### Given information
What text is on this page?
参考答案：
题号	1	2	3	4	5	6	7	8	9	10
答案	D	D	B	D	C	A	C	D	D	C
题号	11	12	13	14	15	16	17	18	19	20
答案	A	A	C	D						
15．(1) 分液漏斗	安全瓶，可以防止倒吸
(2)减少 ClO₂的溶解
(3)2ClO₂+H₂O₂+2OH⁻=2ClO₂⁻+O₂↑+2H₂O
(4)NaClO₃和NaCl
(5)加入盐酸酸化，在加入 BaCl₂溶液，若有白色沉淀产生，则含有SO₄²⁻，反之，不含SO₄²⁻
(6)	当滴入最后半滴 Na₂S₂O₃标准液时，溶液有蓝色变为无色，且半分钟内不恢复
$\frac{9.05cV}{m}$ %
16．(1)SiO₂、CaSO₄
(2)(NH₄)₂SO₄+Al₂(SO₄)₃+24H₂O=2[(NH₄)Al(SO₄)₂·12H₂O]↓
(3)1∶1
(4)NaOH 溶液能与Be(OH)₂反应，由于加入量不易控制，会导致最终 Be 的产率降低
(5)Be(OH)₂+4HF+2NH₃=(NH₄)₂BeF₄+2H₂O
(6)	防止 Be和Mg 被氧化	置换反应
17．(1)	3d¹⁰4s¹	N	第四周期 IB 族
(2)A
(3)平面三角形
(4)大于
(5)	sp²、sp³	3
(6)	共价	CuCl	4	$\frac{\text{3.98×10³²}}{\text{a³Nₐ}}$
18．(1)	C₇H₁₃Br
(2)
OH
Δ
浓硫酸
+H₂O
==
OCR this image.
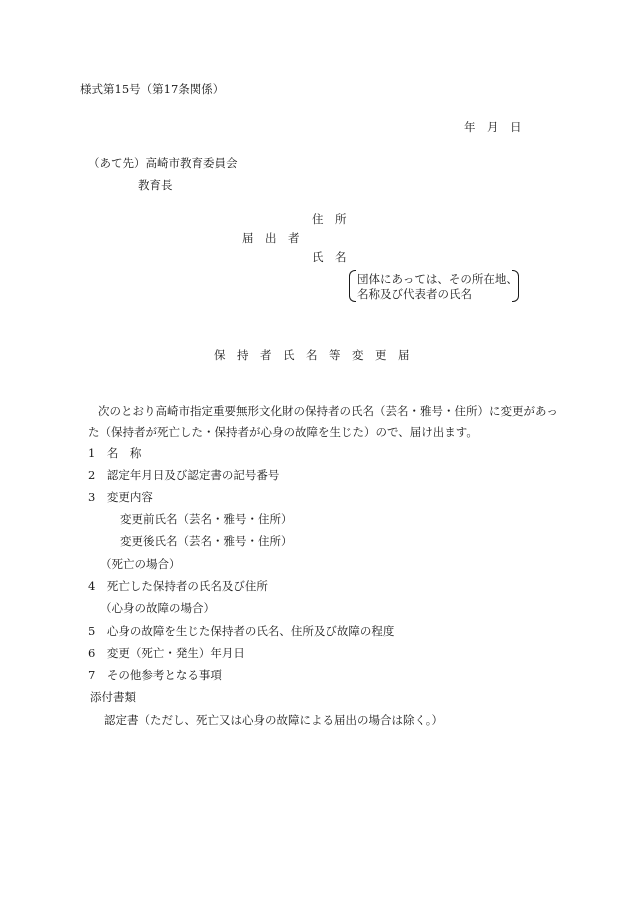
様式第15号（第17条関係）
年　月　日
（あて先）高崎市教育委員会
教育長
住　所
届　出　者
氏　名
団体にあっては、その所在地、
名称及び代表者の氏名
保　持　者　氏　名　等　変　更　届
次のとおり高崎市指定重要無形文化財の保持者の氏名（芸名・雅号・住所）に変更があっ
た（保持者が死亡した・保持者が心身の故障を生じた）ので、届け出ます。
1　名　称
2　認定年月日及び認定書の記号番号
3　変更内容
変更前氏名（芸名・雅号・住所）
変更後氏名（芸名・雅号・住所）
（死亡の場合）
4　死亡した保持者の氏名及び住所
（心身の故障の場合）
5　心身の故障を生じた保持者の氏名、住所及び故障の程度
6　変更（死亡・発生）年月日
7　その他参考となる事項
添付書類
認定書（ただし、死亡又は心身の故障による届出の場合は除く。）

### The problem
Copy out every line from the data above that has "this" in it.

### Result below
What text is on this page?
OCR this image.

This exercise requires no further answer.